Rows from a dataset
##########
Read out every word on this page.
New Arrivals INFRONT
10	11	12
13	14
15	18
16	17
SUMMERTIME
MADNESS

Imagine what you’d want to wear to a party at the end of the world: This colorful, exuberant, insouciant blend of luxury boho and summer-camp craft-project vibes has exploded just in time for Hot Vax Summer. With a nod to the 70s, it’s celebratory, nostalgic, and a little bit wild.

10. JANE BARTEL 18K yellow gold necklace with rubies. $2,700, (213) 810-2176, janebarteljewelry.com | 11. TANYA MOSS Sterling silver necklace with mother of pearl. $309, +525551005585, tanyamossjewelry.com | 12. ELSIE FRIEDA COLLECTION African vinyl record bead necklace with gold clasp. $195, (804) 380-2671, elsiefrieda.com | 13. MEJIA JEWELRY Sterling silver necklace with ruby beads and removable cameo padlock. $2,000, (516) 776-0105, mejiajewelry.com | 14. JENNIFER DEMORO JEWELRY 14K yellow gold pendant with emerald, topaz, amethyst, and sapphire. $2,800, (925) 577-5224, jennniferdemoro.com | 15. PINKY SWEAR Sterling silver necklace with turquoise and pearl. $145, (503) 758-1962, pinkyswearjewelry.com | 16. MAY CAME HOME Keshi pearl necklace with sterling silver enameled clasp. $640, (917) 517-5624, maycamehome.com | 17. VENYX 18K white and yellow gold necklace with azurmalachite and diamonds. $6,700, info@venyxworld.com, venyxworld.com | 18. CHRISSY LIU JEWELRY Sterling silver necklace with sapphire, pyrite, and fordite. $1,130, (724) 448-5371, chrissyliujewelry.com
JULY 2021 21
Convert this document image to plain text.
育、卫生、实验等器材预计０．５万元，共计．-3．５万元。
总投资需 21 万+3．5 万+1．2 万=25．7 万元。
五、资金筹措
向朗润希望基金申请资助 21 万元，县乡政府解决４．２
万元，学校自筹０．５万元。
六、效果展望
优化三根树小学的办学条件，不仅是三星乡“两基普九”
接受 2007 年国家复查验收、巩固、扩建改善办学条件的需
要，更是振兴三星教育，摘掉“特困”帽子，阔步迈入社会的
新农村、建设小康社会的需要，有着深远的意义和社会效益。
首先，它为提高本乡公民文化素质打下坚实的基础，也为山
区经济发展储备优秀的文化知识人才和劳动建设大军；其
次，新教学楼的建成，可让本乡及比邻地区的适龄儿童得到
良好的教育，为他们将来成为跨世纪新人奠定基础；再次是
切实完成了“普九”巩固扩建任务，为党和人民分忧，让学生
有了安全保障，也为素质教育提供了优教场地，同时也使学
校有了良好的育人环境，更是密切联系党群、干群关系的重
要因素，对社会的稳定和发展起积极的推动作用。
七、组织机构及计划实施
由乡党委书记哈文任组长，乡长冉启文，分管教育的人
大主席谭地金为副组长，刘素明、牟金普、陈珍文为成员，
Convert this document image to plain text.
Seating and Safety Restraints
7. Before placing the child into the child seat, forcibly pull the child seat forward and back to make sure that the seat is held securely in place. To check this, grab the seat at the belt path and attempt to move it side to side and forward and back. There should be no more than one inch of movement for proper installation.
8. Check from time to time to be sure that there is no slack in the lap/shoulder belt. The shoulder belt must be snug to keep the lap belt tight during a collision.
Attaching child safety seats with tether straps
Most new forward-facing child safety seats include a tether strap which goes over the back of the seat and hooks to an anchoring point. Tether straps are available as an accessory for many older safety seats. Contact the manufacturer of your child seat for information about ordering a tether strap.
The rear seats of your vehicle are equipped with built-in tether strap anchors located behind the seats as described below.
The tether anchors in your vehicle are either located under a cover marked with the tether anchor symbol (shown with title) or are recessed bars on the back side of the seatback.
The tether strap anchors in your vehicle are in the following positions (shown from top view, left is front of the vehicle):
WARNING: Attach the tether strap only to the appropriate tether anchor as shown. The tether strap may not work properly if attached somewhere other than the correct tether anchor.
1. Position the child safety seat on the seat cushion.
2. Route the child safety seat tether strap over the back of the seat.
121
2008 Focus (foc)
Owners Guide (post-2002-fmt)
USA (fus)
##########
Copy all of the material word for word.

Read out every word on this page.
New Arrivals INFRONT
10	11	12
13	14
15	18
16	17
SUMMERTIME
MADNESS

Imagine what you’d want to wear to a party at the end of the world: This colorful, exuberant, insouciant blend of luxury boho and summer-camp craft-project vibes has exploded just in time for Hot Vax Summer. With a nod to the 70s, it’s celebratory, nostalgic, and a little bit wild.

10. JANE BARTEL 18K yellow gold necklace with rubies. $2,700, (213) 810-2176, janebarteljewelry.com | 11. TANYA MOSS Sterling silver necklace with mother of pearl. $309, +525551005585, tanyamossjewelry.com | 12. ELSIE FRIEDA COLLECTION African vinyl record bead necklace with gold clasp. $195, (804) 380-2671, elsiefrieda.com | 13. MEJIA JEWELRY Sterling silver necklace with ruby beads and removable cameo padlock. $2,000, (516) 776-0105, mejiajewelry.com | 14. JENNIFER DEMORO JEWELRY 14K yellow gold pendant with emerald, topaz, amethyst, and sapphire. $2,800, (925) 577-5224, jennniferdemoro.com | 15. PINKY SWEAR Sterling silver necklace with turquoise and pearl. $145, (503) 758-1962, pinkyswearjewelry.com | 16. MAY CAME HOME Keshi pearl necklace with sterling silver enameled clasp. $640, (917) 517-5624, maycamehome.com | 17. VENYX 18K white and yellow gold necklace with azurmalachite and diamonds. $6,700, info@venyxworld.com, venyxworld.com | 18. CHRISSY LIU JEWELRY Sterling silver necklace with sapphire, pyrite, and fordite. $1,130, (724) 448-5371, chrissyliujewelry.com
JULY 2021 21
Convert this document image to plain text.
育、卫生、实验等器材预计０．５万元，共计．-3．５万元。
总投资需 21 万+3．5 万+1．2 万=25．7 万元。
五、资金筹措
向朗润希望基金申请资助 21 万元，县乡政府解决４．２
万元，学校自筹０．５万元。
六、效果展望
优化三根树小学的办学条件，不仅是三星乡“两基普九”
接受 2007 年国家复查验收、巩固、扩建改善办学条件的需
要，更是振兴三星教育，摘掉“特困”帽子，阔步迈入社会的
新农村、建设小康社会的需要，有着深远的意义和社会效益。
首先，它为提高本乡公民文化素质打下坚实的基础，也为山
区经济发展储备优秀的文化知识人才和劳动建设大军；其
次，新教学楼的建成，可让本乡及比邻地区的适龄儿童得到
良好的教育，为他们将来成为跨世纪新人奠定基础；再次是
切实完成了“普九”巩固扩建任务，为党和人民分忧，让学生
有了安全保障，也为素质教育提供了优教场地，同时也使学
校有了良好的育人环境，更是密切联系党群、干群关系的重
要因素，对社会的稳定和发展起积极的推动作用。
七、组织机构及计划实施
由乡党委书记哈文任组长，乡长冉启文，分管教育的人
大主席谭地金为副组长，刘素明、牟金普、陈珍文为成员，
Convert this document image to plain text.
Seating and Safety Restraints
7. Before placing the child into the child seat, forcibly pull the child seat forward and back to make sure that the seat is held securely in place. To check this, grab the seat at the belt path and attempt to move it side to side and forward and back. There should be no more than one inch of movement for proper installation.
8. Check from time to time to be sure that there is no slack in the lap/shoulder belt. The shoulder belt must be snug to keep the lap belt tight during a collision.
Attaching child safety seats with tether straps
Most new forward-facing child safety seats include a tether strap which goes over the back of the seat and hooks to an anchoring point. Tether straps are available as an accessory for many older safety seats. Contact the manufacturer of your child seat for information about ordering a tether strap.
The rear seats of your vehicle are equipped with built-in tether strap anchors located behind the seats as described below.
The tether anchors in your vehicle are either located under a cover marked with the tether anchor symbol (shown with title) or are recessed bars on the back side of the seatback.
The tether strap anchors in your vehicle are in the following positions (shown from top view, left is front of the vehicle):
WARNING: Attach the tether strap only to the appropriate tether anchor as shown. The tether strap may not work properly if attached somewhere other than the correct tether anchor.
1. Position the child safety seat on the seat cushion.
2. Route the child safety seat tether strap over the back of the seat.
121
2008 Focus (foc)
Owners Guide (post-2002-fmt)
USA (fus)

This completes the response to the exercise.